#### REQUIRED TASK
Pictures within the data are to be left out; everything else must be reproduced exactly.

[Items from a figure collection]
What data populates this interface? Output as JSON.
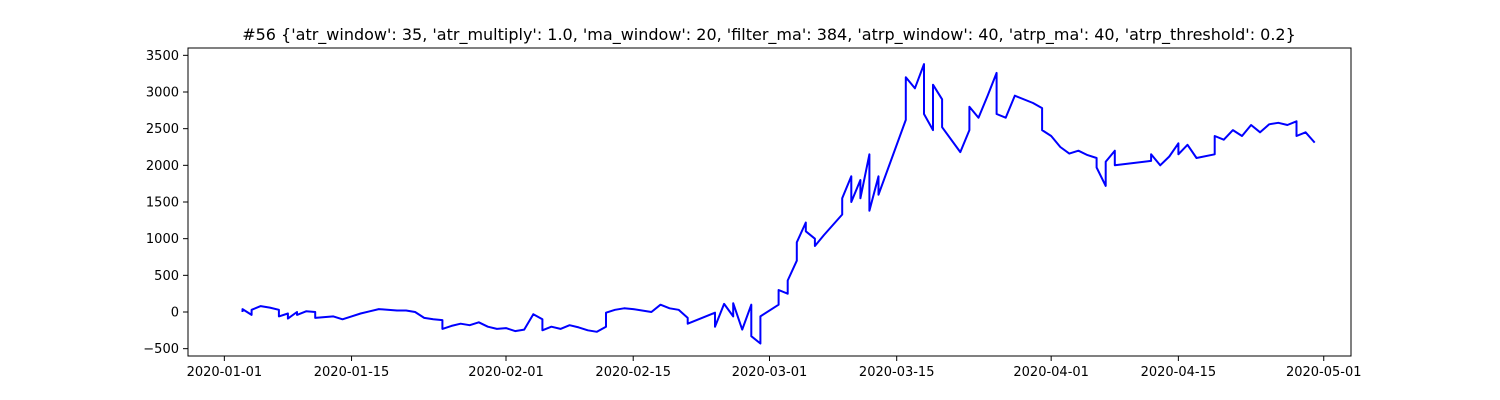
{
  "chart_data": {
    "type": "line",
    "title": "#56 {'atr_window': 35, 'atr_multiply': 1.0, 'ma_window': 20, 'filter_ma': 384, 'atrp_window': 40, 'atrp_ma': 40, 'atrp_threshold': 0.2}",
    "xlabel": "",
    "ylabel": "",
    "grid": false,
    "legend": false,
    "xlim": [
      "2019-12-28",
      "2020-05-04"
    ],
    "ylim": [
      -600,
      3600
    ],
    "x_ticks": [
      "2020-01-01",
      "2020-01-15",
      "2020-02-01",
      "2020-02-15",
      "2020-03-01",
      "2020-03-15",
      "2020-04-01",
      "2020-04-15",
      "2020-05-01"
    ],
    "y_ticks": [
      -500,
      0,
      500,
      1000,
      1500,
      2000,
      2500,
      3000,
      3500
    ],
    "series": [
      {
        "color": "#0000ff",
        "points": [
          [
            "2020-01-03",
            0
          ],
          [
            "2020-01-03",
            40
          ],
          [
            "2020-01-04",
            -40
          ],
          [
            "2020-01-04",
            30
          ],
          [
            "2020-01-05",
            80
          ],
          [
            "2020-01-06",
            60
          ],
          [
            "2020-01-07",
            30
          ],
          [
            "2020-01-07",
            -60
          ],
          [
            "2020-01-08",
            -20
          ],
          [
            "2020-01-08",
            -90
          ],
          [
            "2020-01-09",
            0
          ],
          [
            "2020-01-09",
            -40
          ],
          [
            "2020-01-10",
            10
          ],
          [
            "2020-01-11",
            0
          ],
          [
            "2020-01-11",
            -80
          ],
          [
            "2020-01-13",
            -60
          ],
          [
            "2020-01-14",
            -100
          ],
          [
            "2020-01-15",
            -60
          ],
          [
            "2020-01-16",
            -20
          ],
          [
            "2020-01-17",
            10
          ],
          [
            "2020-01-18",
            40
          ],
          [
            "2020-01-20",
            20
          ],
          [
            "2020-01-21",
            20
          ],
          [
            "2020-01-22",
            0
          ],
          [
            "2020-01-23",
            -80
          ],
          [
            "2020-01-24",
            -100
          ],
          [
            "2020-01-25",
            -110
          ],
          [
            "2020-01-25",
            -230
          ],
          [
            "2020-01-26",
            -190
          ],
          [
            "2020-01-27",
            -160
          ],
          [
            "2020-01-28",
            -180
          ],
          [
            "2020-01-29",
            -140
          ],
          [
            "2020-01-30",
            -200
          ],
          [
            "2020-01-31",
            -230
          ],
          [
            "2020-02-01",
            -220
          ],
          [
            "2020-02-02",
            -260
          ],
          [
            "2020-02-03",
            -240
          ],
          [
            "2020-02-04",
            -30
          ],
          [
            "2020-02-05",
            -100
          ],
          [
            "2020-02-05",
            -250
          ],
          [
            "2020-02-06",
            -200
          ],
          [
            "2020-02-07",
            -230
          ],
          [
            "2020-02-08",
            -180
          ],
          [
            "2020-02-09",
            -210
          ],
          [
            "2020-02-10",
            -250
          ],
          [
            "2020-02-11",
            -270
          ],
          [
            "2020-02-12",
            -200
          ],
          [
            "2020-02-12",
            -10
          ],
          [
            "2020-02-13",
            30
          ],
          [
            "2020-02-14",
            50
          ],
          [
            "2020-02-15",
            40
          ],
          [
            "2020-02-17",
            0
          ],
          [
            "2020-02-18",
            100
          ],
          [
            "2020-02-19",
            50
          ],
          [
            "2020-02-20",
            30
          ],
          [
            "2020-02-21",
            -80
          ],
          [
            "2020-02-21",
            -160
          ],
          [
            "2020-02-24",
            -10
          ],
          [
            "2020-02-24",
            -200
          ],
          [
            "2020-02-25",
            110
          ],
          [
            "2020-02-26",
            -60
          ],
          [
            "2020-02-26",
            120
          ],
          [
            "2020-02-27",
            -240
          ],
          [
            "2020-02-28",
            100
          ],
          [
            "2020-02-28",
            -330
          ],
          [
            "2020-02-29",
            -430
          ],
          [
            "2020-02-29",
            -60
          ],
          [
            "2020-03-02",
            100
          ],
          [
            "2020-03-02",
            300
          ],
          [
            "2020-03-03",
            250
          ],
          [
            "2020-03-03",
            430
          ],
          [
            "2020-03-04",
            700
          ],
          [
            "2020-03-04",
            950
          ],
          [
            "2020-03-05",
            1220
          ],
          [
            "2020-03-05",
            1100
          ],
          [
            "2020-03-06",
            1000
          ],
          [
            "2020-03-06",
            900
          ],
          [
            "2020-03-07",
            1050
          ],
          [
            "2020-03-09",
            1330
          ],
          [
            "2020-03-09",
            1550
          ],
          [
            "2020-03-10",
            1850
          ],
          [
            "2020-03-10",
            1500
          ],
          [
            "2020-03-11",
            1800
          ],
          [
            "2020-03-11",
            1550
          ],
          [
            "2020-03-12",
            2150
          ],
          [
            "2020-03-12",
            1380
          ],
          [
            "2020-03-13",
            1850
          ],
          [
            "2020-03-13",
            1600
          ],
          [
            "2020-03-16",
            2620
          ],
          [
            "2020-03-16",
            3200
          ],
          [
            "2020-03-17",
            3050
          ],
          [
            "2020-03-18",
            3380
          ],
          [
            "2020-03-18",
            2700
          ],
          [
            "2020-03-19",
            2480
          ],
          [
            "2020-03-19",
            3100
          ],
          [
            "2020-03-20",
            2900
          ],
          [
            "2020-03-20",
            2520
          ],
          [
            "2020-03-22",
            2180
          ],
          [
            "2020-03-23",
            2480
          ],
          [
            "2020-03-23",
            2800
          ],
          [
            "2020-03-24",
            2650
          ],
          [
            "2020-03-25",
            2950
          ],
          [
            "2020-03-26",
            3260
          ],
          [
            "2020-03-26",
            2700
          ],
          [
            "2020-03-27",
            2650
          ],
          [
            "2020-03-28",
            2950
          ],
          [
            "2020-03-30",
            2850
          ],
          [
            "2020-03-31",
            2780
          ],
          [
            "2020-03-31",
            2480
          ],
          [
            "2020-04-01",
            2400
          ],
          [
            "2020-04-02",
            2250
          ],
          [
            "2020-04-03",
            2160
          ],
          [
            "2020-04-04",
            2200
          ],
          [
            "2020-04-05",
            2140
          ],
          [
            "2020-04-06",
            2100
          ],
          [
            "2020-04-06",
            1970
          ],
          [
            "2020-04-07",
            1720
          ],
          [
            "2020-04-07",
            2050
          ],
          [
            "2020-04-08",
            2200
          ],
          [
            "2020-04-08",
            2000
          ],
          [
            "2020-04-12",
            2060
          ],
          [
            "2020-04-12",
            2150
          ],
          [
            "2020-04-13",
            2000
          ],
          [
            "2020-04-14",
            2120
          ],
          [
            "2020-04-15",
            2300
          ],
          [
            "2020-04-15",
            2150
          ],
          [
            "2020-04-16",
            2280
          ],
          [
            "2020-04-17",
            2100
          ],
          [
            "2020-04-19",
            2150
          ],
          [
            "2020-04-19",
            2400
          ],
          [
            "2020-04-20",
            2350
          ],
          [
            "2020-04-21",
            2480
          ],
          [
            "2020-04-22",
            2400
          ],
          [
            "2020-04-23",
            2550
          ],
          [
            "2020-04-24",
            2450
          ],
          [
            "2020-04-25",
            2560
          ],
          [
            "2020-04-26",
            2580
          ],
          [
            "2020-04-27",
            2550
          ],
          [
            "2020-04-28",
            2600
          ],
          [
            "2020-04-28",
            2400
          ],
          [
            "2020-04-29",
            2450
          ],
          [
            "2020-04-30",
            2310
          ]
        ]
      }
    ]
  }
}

#### TASK OUTPUT
What data populates this interface? Output as JSON.
{
  "chart_data": {
    "type": "line",
    "title": "#56 {'atr_window': 35, 'atr_multiply': 1.0, 'ma_window': 20, 'filter_ma': 384, 'atrp_window': 40, 'atrp_ma': 40, 'atrp_threshold': 0.2}",
    "xlabel": "",
    "ylabel": "",
    "grid": false,
    "legend": false,
    "xlim": [
      "2019-12-28",
      "2020-05-04"
    ],
    "ylim": [
      -600,
      3600
    ],
    "x_ticks": [
      "2020-01-01",
      "2020-01-15",
      "2020-02-01",
      "2020-02-15",
      "2020-03-01",
      "2020-03-15",
      "2020-04-01",
      "2020-04-15",
      "2020-05-01"
    ],
    "y_ticks": [
      -500,
      0,
      500,
      1000,
      1500,
      2000,
      2500,
      3000,
      3500
    ],
    "series": [
      {
        "color": "#0000ff",
        "points": [
          [
            "2020-01-03",
            0
          ],
          [
            "2020-01-03",
            40
          ],
          [
            "2020-01-04",
            -40
          ],
          [
            "2020-01-04",
            30
          ],
          [
            "2020-01-05",
            80
          ],
          [
            "2020-01-06",
            60
          ],
          [
            "2020-01-07",
            30
          ],
          [
            "2020-01-07",
            -60
          ],
          [
            "2020-01-08",
            -20
          ],
          [
            "2020-01-08",
            -90
          ],
          [
            "2020-01-09",
            0
          ],
          [
            "2020-01-09",
            -40
          ],
          [
            "2020-01-10",
            10
          ],
          [
            "2020-01-11",
            0
          ],
          [
            "2020-01-11",
            -80
          ],
          [
            "2020-01-13",
            -60
          ],
          [
            "2020-01-14",
            -100
          ],
          [
            "2020-01-15",
            -60
          ],
          [
            "2020-01-16",
            -20
          ],
          [
            "2020-01-17",
            10
          ],
          [
            "2020-01-18",
            40
          ],
          [
            "2020-01-20",
            20
          ],
          [
            "2020-01-21",
            20
          ],
          [
            "2020-01-22",
            0
          ],
          [
            "2020-01-23",
            -80
          ],
          [
            "2020-01-24",
            -100
          ],
          [
            "2020-01-25",
            -110
          ],
          [
            "2020-01-25",
            -230
          ],
          [
            "2020-01-26",
            -190
          ],
          [
            "2020-01-27",
            -160
          ],
          [
            "2020-01-28",
            -180
          ],
          [
            "2020-01-29",
            -140
          ],
          [
            "2020-01-30",
            -200
          ],
          [
            "2020-01-31",
            -230
          ],
          [
            "2020-02-01",
            -220
          ],
          [
            "2020-02-02",
            -260
          ],
          [
            "2020-02-03",
            -240
          ],
          [
            "2020-02-04",
            -30
          ],
          [
            "2020-02-05",
            -100
          ],
          [
            "2020-02-05",
            -250
          ],
          [
            "2020-02-06",
            -200
          ],
          [
            "2020-02-07",
            -230
          ],
          [
            "2020-02-08",
            -180
          ],
          [
            "2020-02-09",
            -210
          ],
          [
            "2020-02-10",
            -250
          ],
          [
            "2020-02-11",
            -270
          ],
          [
            "2020-02-12",
            -200
          ],
          [
            "2020-02-12",
            -10
          ],
          [
            "2020-02-13",
            30
          ],
          [
            "2020-02-14",
            50
          ],
          [
            "2020-02-15",
            40
          ],
          [
            "2020-02-17",
            0
          ],
          [
            "2020-02-18",
            100
          ],
          [
            "2020-02-19",
            50
          ],
          [
            "2020-02-20",
            30
          ],
          [
            "2020-02-21",
            -80
          ],
          [
            "2020-02-21",
            -160
          ],
          [
            "2020-02-24",
            -10
          ],
          [
            "2020-02-24",
            -200
          ],
          [
            "2020-02-25",
            110
          ],
          [
            "2020-02-26",
            -60
          ],
          [
            "2020-02-26",
            120
          ],
          [
            "2020-02-27",
            -240
          ],
          [
            "2020-02-28",
            100
          ],
          [
            "2020-02-28",
            -330
          ],
          [
            "2020-02-29",
            -430
          ],
          [
            "2020-02-29",
            -60
          ],
          [
            "2020-03-02",
            100
          ],
          [
            "2020-03-02",
            300
          ],
          [
            "2020-03-03",
            250
          ],
          [
            "2020-03-03",
            430
          ],
          [
            "2020-03-04",
            700
          ],
          [
            "2020-03-04",
            950
          ],
          [
            "2020-03-05",
            1220
          ],
          [
            "2020-03-05",
            1100
          ],
          [
            "2020-03-06",
            1000
          ],
          [
            "2020-03-06",
            900
          ],
          [
            "2020-03-07",
            1050
          ],
          [
            "2020-03-09",
            1330
          ],
          [
            "2020-03-09",
            1550
          ],
          [
            "2020-03-10",
            1850
          ],
          [
            "2020-03-10",
            1500
          ],
          [
            "2020-03-11",
            1800
          ],
          [
            "2020-03-11",
            1550
          ],
          [
            "2020-03-12",
            2150
          ],
          [
            "2020-03-12",
            1380
          ],
          [
            "2020-03-13",
            1850
          ],
          [
            "2020-03-13",
            1600
          ],
          [
            "2020-03-16",
            2620
          ],
          [
            "2020-03-16",
            3200
          ],
          [
            "2020-03-17",
            3050
          ],
          [
            "2020-03-18",
            3380
          ],
          [
            "2020-03-18",
            2700
          ],
          [
            "2020-03-19",
            2480
          ],
          [
            "2020-03-19",
            3100
          ],
          [
            "2020-03-20",
            2900
          ],
          [
            "2020-03-20",
            2520
          ],
          [
            "2020-03-22",
            2180
          ],
          [
            "2020-03-23",
            2480
          ],
          [
            "2020-03-23",
            2800
          ],
          [
            "2020-03-24",
            2650
          ],
          [
            "2020-03-25",
            2950
          ],
          [
            "2020-03-26",
            3260
          ],
          [
            "2020-03-26",
            2700
          ],
          [
            "2020-03-27",
            2650
          ],
          [
            "2020-03-28",
            2950
          ],
          [
            "2020-03-30",
            2850
          ],
          [
            "2020-03-31",
            2780
          ],
          [
            "2020-03-31",
            2480
          ],
          [
            "2020-04-01",
            2400
          ],
          [
            "2020-04-02",
            2250
          ],
          [
            "2020-04-03",
            2160
          ],
          [
            "2020-04-04",
            2200
          ],
          [
            "2020-04-05",
            2140
          ],
          [
            "2020-04-06",
            2100
          ],
          [
            "2020-04-06",
            1970
          ],
          [
            "2020-04-07",
            1720
          ],
          [
            "2020-04-07",
            2050
          ],
          [
            "2020-04-08",
            2200
          ],
          [
            "2020-04-08",
            2000
          ],
          [
            "2020-04-12",
            2060
          ],
          [
            "2020-04-12",
            2150
          ],
          [
            "2020-04-13",
            2000
          ],
          [
            "2020-04-14",
            2120
          ],
          [
            "2020-04-15",
            2300
          ],
          [
            "2020-04-15",
            2150
          ],
          [
            "2020-04-16",
            2280
          ],
          [
            "2020-04-17",
            2100
          ],
          [
            "2020-04-19",
            2150
          ],
          [
            "2020-04-19",
            2400
          ],
          [
            "2020-04-20",
            2350
          ],
          [
            "2020-04-21",
            2480
          ],
          [
            "2020-04-22",
            2400
          ],
          [
            "2020-04-23",
            2550
          ],
          [
            "2020-04-24",
            2450
          ],
          [
            "2020-04-25",
            2560
          ],
          [
            "2020-04-26",
            2580
          ],
          [
            "2020-04-27",
            2550
          ],
          [
            "2020-04-28",
            2600
          ],
          [
            "2020-04-28",
            2400
          ],
          [
            "2020-04-29",
            2450
          ],
          [
            "2020-04-30",
            2310
          ]
        ]
      }
    ]
  }
}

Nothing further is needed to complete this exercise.